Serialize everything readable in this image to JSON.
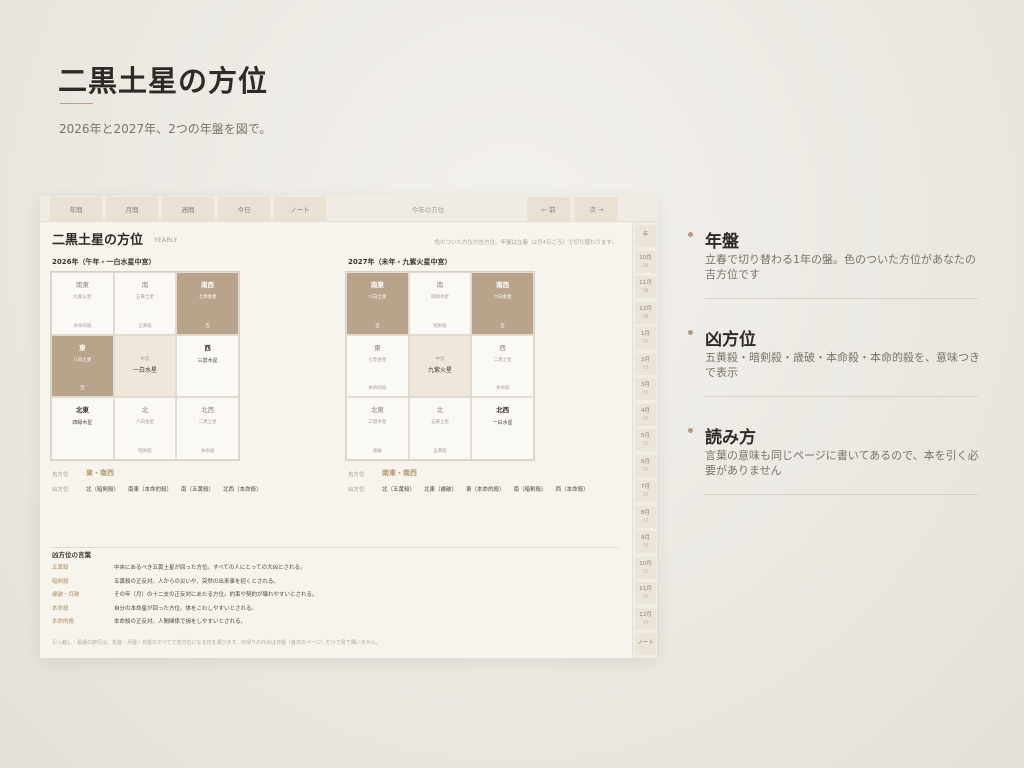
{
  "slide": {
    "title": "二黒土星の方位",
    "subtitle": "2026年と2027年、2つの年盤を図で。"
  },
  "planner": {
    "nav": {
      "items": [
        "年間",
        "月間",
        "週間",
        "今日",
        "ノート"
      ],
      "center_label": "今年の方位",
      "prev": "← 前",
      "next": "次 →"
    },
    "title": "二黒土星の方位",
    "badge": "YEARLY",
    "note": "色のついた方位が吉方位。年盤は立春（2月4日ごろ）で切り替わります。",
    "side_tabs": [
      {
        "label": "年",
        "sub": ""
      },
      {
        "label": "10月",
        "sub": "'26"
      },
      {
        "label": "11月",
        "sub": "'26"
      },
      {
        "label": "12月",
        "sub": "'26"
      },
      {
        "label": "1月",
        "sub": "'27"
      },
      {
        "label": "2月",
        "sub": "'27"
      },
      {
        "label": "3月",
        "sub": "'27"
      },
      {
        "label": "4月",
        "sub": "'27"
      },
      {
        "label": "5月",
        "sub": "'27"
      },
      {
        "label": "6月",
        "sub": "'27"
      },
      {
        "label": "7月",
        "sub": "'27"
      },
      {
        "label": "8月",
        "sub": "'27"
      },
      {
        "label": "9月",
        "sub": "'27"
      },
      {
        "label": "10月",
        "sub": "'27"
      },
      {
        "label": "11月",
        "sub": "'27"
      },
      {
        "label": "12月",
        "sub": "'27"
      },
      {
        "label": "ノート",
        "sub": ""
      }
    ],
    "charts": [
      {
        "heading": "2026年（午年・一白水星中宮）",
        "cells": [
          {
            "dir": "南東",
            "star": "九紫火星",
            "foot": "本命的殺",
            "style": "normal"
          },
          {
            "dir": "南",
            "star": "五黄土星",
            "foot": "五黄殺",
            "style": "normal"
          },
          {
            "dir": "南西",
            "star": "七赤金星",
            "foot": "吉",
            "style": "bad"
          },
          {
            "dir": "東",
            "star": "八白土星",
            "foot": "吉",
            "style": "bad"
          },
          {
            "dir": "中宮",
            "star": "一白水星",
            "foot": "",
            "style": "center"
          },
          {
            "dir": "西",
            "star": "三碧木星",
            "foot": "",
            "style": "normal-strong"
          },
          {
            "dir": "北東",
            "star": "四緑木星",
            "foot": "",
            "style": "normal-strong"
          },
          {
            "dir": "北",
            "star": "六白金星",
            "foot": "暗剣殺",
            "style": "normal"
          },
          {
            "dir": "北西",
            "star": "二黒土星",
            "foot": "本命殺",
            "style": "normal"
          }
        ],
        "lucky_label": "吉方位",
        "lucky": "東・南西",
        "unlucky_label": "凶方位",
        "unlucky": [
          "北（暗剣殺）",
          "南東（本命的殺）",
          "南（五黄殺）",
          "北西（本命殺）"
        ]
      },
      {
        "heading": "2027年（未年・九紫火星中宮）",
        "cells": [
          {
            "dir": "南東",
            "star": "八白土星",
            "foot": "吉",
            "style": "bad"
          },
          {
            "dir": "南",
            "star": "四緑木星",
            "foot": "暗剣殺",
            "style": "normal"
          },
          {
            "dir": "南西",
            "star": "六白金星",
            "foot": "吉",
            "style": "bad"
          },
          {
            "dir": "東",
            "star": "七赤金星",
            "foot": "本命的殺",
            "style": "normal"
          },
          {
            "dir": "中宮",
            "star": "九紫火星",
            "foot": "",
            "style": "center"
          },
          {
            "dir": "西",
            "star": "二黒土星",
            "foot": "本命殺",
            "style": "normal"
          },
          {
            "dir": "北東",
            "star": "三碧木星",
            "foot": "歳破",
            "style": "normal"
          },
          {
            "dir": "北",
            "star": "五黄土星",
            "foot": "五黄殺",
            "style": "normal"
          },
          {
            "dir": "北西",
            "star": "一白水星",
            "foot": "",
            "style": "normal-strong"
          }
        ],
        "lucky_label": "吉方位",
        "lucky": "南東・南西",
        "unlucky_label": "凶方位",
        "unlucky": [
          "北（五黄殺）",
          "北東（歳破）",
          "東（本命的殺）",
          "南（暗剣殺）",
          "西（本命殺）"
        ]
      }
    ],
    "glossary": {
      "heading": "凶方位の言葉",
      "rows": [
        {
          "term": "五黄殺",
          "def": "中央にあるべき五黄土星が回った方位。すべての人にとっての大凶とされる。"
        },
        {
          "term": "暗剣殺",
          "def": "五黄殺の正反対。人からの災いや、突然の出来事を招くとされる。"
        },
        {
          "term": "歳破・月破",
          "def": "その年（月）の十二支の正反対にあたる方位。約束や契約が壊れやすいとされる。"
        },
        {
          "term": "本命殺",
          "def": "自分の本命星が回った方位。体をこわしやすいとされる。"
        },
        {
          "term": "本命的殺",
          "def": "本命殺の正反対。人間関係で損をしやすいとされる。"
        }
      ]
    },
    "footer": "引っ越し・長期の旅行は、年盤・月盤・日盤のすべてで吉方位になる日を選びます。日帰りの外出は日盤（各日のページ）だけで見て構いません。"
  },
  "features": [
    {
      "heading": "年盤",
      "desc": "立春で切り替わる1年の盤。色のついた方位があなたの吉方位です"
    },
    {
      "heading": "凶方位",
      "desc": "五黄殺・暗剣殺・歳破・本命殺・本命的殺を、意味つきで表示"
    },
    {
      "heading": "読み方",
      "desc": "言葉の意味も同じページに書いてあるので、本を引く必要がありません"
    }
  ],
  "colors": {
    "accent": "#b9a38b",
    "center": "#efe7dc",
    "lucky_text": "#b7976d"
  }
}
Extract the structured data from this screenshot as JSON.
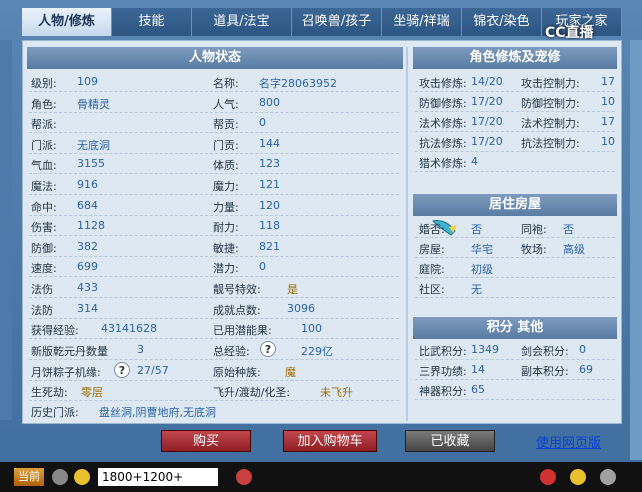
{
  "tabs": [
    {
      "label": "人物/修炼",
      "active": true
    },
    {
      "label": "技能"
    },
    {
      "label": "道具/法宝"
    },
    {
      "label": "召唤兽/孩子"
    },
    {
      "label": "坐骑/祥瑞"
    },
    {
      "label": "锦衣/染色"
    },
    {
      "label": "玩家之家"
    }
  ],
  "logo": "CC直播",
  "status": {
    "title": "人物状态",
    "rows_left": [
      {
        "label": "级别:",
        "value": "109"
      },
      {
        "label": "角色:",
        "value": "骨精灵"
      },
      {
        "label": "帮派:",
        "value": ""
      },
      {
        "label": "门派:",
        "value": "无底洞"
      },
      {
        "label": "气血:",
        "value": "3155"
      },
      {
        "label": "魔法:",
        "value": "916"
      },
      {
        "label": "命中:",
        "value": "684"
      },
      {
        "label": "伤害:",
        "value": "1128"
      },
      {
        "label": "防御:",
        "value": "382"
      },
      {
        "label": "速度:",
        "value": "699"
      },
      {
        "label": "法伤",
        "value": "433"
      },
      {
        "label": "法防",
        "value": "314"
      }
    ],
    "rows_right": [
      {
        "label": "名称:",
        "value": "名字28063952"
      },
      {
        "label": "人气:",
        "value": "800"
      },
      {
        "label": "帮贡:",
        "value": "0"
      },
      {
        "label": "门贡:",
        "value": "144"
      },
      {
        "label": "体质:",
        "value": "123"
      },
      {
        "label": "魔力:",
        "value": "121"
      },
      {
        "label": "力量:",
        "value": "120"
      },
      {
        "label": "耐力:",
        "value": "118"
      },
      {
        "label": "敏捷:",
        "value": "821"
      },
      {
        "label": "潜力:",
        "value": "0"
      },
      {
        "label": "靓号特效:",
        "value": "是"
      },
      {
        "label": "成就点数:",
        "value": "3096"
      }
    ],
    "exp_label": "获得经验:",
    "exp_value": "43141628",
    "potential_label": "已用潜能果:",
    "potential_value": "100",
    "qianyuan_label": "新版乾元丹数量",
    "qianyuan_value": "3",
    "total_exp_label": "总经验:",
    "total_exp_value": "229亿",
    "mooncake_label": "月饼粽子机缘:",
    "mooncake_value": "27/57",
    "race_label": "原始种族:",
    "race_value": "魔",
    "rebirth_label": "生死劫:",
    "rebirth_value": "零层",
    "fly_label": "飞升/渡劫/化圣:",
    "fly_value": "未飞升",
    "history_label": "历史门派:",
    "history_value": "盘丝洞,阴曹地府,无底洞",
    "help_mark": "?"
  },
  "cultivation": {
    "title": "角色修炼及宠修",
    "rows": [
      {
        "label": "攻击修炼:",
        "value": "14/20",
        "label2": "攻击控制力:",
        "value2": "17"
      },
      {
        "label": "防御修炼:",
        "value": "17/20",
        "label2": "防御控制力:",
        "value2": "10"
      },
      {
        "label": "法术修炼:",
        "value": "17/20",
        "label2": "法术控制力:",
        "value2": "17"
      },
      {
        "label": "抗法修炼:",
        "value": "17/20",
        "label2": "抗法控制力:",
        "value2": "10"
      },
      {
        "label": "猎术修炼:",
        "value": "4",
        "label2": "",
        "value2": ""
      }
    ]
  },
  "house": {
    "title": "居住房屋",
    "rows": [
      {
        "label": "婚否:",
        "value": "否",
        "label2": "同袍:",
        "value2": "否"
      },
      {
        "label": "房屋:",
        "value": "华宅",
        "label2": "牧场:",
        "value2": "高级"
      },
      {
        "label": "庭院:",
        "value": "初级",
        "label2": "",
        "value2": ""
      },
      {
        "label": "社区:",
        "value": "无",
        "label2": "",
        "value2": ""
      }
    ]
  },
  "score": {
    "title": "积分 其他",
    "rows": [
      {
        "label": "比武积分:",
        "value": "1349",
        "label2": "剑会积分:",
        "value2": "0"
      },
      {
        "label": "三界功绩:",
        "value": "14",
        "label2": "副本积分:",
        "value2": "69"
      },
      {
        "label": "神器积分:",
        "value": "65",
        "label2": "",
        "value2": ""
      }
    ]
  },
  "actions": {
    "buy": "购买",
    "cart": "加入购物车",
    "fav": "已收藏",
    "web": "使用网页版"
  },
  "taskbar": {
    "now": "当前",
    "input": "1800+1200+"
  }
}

---

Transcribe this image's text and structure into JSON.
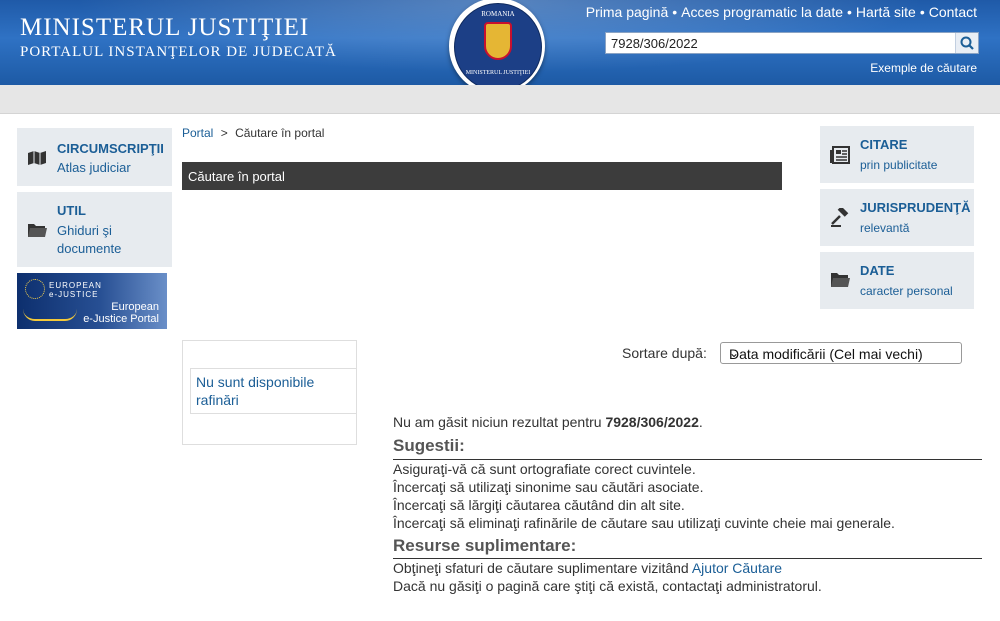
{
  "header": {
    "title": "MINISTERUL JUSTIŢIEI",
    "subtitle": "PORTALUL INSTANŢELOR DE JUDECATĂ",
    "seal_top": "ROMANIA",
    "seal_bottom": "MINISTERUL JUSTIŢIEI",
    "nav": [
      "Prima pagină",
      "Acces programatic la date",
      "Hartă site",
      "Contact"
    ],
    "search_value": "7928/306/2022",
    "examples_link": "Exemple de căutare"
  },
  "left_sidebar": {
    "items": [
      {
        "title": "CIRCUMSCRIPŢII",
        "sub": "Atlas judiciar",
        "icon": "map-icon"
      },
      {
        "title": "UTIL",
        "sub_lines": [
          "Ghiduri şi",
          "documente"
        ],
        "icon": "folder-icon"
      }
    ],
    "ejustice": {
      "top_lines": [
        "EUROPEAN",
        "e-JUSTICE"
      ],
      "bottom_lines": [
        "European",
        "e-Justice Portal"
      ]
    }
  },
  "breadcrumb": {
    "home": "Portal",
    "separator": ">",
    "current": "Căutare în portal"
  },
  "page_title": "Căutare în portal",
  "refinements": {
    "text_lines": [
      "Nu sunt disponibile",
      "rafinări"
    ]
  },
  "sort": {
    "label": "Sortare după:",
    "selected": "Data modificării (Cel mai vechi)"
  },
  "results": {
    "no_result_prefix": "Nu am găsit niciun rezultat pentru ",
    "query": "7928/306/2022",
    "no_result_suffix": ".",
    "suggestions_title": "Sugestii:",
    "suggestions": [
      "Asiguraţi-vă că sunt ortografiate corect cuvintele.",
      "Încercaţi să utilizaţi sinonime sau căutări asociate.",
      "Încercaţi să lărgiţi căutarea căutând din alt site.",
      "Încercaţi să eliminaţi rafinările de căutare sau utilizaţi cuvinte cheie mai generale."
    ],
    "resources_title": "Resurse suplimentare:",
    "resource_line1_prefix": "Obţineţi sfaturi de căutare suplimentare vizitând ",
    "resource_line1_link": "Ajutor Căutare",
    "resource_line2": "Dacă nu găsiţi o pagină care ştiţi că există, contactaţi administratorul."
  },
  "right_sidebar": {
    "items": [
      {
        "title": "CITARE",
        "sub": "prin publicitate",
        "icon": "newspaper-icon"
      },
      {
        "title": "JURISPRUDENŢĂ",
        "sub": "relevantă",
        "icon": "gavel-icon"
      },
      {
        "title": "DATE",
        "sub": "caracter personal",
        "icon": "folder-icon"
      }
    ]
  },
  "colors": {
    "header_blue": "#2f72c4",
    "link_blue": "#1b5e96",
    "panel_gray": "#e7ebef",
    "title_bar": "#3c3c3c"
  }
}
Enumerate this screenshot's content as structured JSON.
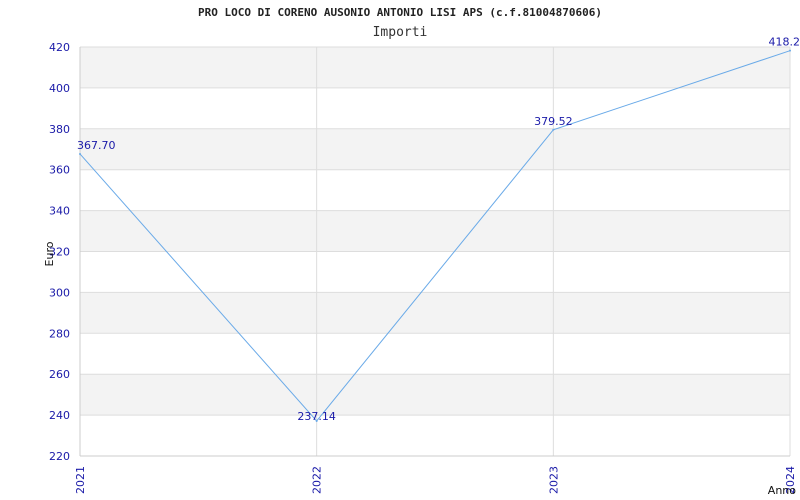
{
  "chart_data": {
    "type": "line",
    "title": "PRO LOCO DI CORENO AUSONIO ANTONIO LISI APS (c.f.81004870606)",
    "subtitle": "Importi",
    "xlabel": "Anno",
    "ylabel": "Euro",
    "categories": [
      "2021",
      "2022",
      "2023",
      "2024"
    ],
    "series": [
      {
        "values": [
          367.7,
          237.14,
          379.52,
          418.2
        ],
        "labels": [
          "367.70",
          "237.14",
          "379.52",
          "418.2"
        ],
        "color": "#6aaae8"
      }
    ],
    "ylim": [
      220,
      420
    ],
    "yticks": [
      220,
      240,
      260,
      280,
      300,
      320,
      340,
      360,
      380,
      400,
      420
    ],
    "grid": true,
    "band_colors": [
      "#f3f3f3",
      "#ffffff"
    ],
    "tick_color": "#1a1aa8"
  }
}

__Work instructions__. Scan the material above for the string "screenshot" and report each line where you find it.

__Result__.
Extract the structured data from this screenshot as JSON.
Enumerate this screenshot's content as structured JSON.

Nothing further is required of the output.